◆ YOUR INSTRUCTIONS ◆
Retype the data that follows line by line, exactly, and leave its pictures out.

◆ STORED ROWS ◆
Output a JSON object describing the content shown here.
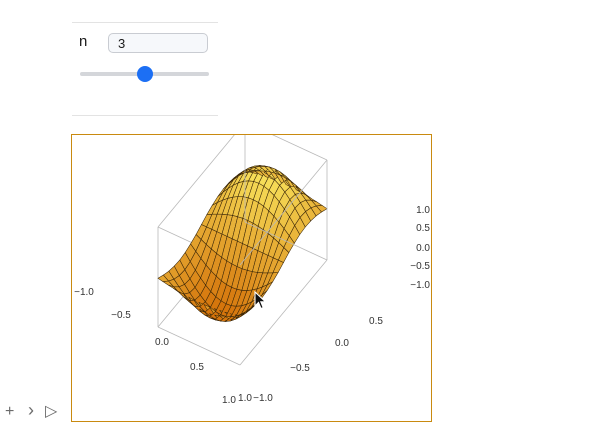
{
  "controls": {
    "variable_label": "n",
    "value": "3",
    "slider_value": 3
  },
  "plot": {
    "type": "surface3d",
    "mesh_color": "#3a2608",
    "surface_color_light": "#f7e05a",
    "surface_color_dark": "#d4720a",
    "frame_color": "#c98a10",
    "x_ticks": [
      "−1.0",
      "−0.5",
      "0.0",
      "0.5",
      "1.0"
    ],
    "y_ticks": [
      "−1.0",
      "−0.5",
      "0.0",
      "0.5"
    ],
    "z_ticks": [
      "1.0",
      "0.5",
      "0.0",
      "−0.5",
      "−1.0"
    ],
    "left_axis_label": "−1.0",
    "right_axis_label": "1.0"
  },
  "toolbar": {
    "add_glyph": "+",
    "chevron_glyph": "›",
    "run_glyph": "▷"
  }
}
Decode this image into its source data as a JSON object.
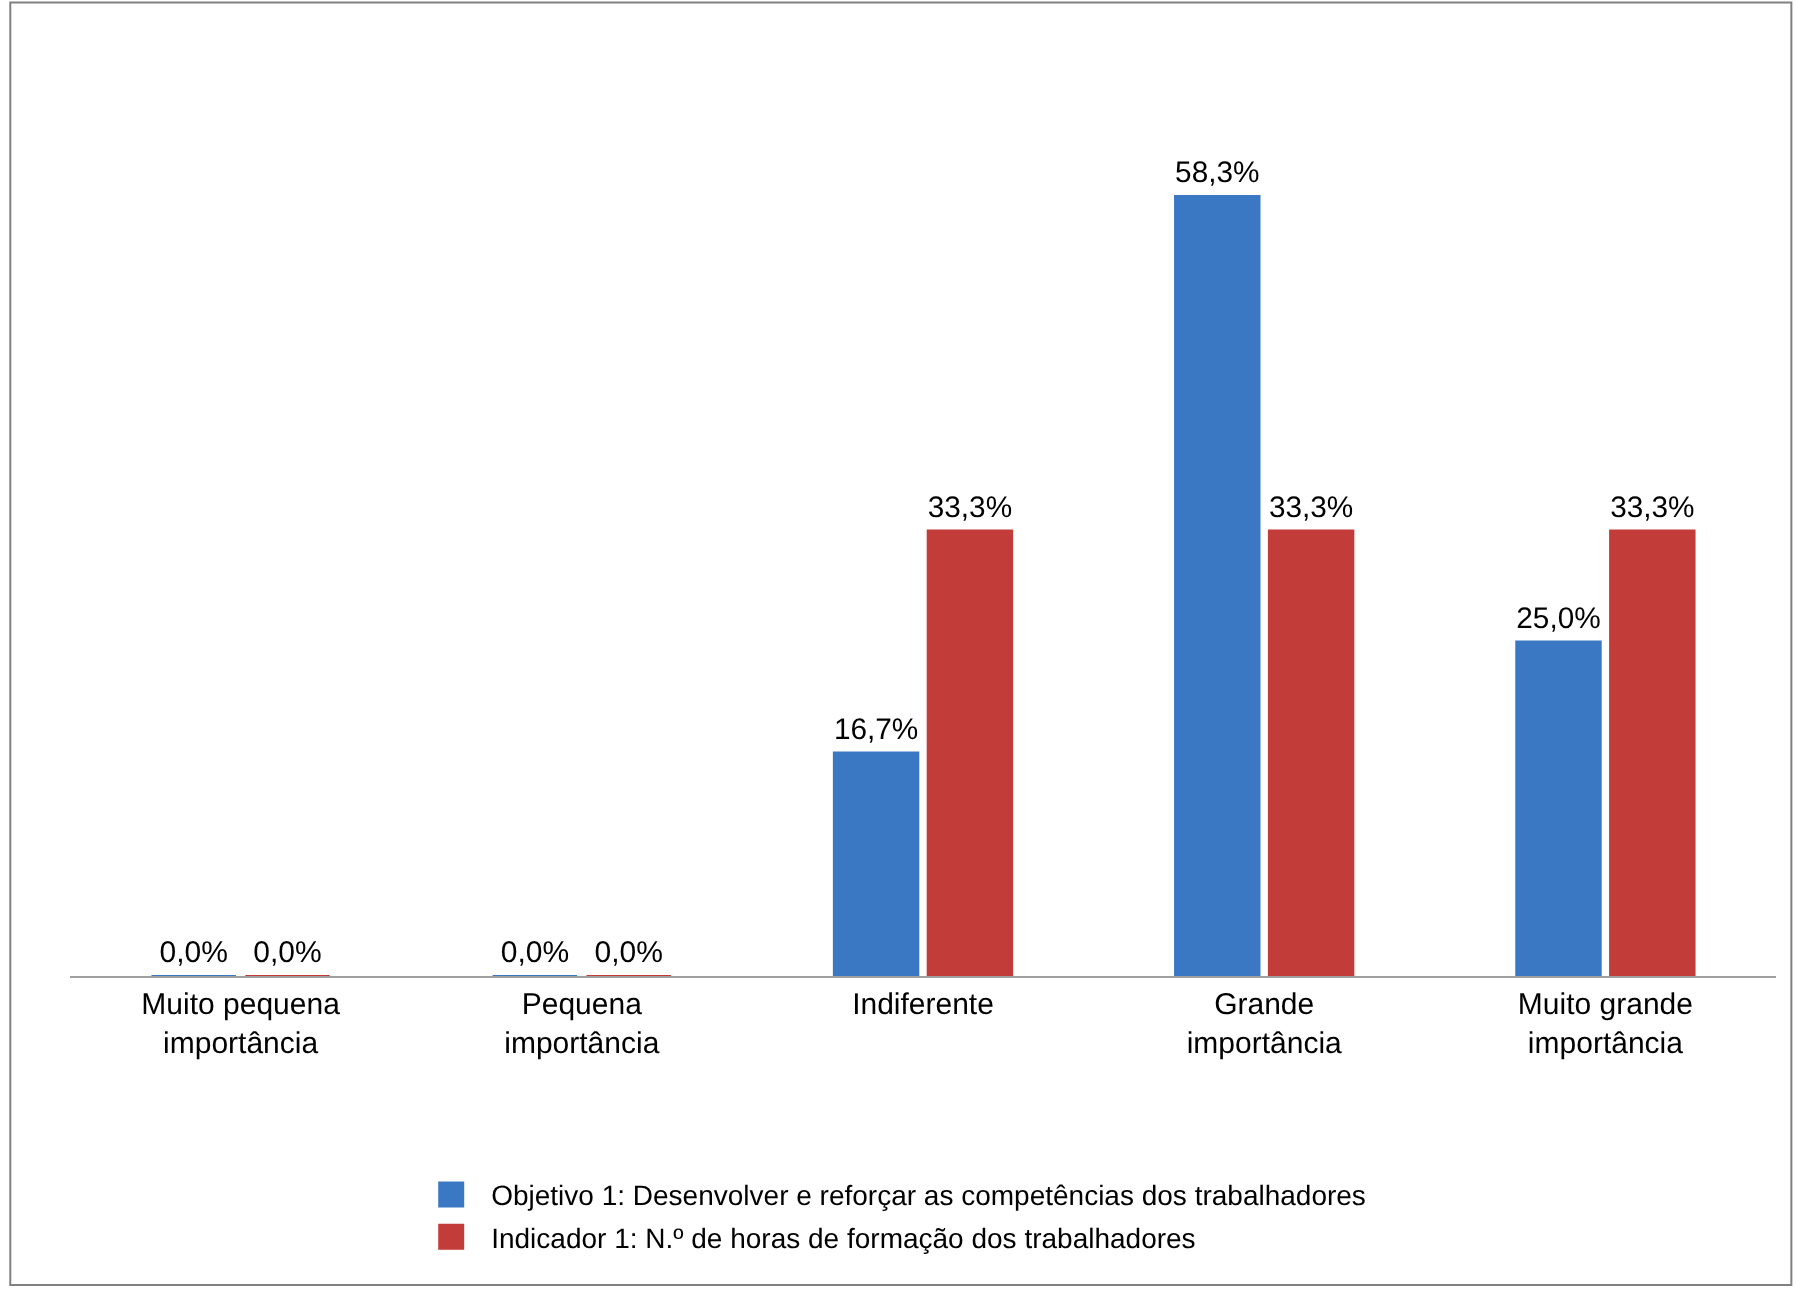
{
  "chart_data": {
    "type": "bar",
    "categories": [
      "Muito pequena importância",
      "Pequena importância",
      "Indiferente",
      "Grande importância",
      "Muito grande importância"
    ],
    "series": [
      {
        "name": "Objetivo 1: Desenvolver e reforçar as competências dos trabalhadores",
        "color": "#3b78c4",
        "values": [
          0.0,
          0.0,
          16.7,
          58.3,
          25.0
        ],
        "value_labels": [
          "0,0%",
          "0,0%",
          "16,7%",
          "58,3%",
          "25,0%"
        ]
      },
      {
        "name": "Indicador 1: N.º de horas de formação dos trabalhadores",
        "color": "#c23c39",
        "values": [
          0.0,
          0.0,
          33.3,
          33.3,
          33.3
        ],
        "value_labels": [
          "0,0%",
          "0,0%",
          "33,3%",
          "33,3%",
          "33,3%"
        ]
      }
    ],
    "legend": "bottom"
  }
}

◆ THE REPLY ◆
Output a JSON object describing the content shown here.
{
  "controls": {
    "variable_label": "n",
    "value": "3",
    "slider_value": 3
  },
  "plot": {
    "type": "surface3d",
    "mesh_color": "#3a2608",
    "surface_color_light": "#f7e05a",
    "surface_color_dark": "#d4720a",
    "frame_color": "#c98a10",
    "x_ticks": [
      "−1.0",
      "−0.5",
      "0.0",
      "0.5",
      "1.0"
    ],
    "y_ticks": [
      "−1.0",
      "−0.5",
      "0.0",
      "0.5"
    ],
    "z_ticks": [
      "1.0",
      "0.5",
      "0.0",
      "−0.5",
      "−1.0"
    ],
    "left_axis_label": "−1.0",
    "right_axis_label": "1.0"
  },
  "toolbar": {
    "add_glyph": "+",
    "chevron_glyph": "›",
    "run_glyph": "▷"
  }
}
Decode this image into its source data as a JSON object.
{
  "chart_data": {
    "type": "bar",
    "categories": [
      "Muito pequena importância",
      "Pequena importância",
      "Indiferente",
      "Grande importância",
      "Muito grande importância"
    ],
    "series": [
      {
        "name": "Objetivo 1: Desenvolver e reforçar as competências dos trabalhadores",
        "color": "#3b78c4",
        "values": [
          0.0,
          0.0,
          16.7,
          58.3,
          25.0
        ],
        "value_labels": [
          "0,0%",
          "0,0%",
          "16,7%",
          "58,3%",
          "25,0%"
        ]
      },
      {
        "name": "Indicador 1: N.º de horas de formação dos trabalhadores",
        "color": "#c23c39",
        "values": [
          0.0,
          0.0,
          33.3,
          33.3,
          33.3
        ],
        "value_labels": [
          "0,0%",
          "0,0%",
          "33,3%",
          "33,3%",
          "33,3%"
        ]
      }
    ],
    "legend": "bottom"
  }
}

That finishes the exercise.